- [Task description]: Copy out lines with the word "label" from the material that follows.

- [Records to process]:
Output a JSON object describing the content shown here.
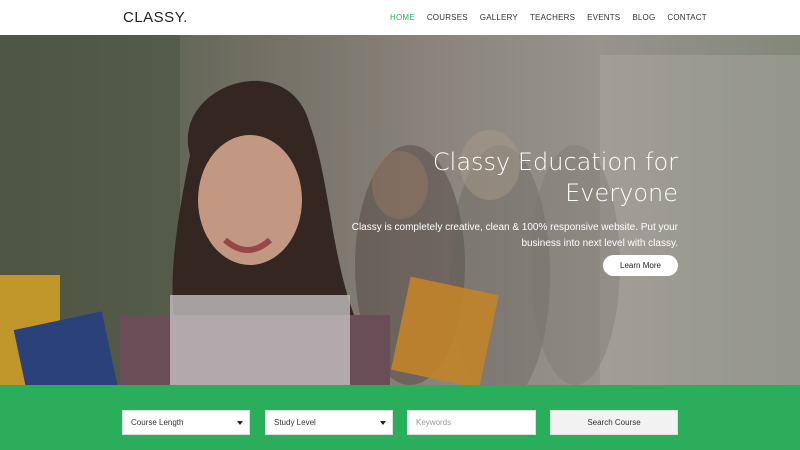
{
  "header": {
    "logo": "CLASSY.",
    "nav": [
      {
        "label": "HOME",
        "active": true
      },
      {
        "label": "COURSES"
      },
      {
        "label": "GALLERY"
      },
      {
        "label": "TEACHERS"
      },
      {
        "label": "EVENTS"
      },
      {
        "label": "BLOG"
      },
      {
        "label": "CONTACT"
      }
    ]
  },
  "hero": {
    "title": "Classy Education for Everyone",
    "subtitle": "Classy is completely creative, clean & 100% responsive website. Put your business into next level with classy.",
    "cta": "Learn More"
  },
  "search": {
    "course_length": "Course Length",
    "study_level": "Study Level",
    "keywords_placeholder": "Keywords",
    "button": "Search Course"
  },
  "colors": {
    "accent": "#2aae5b"
  }
}
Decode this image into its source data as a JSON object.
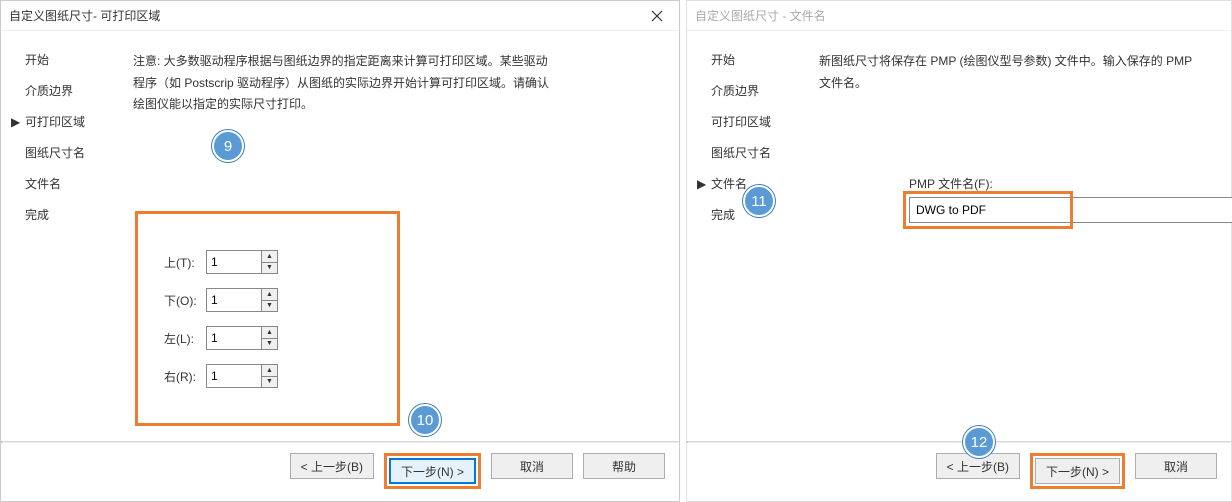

- [Problem solution]:
        "label": "HOME",
        "label": "COURSES"
        "label": "GALLERY"
        "label": "TEACHERS"
        "label": "EVENTS"
        "label": "BLOG"
        "label": "CONTACT"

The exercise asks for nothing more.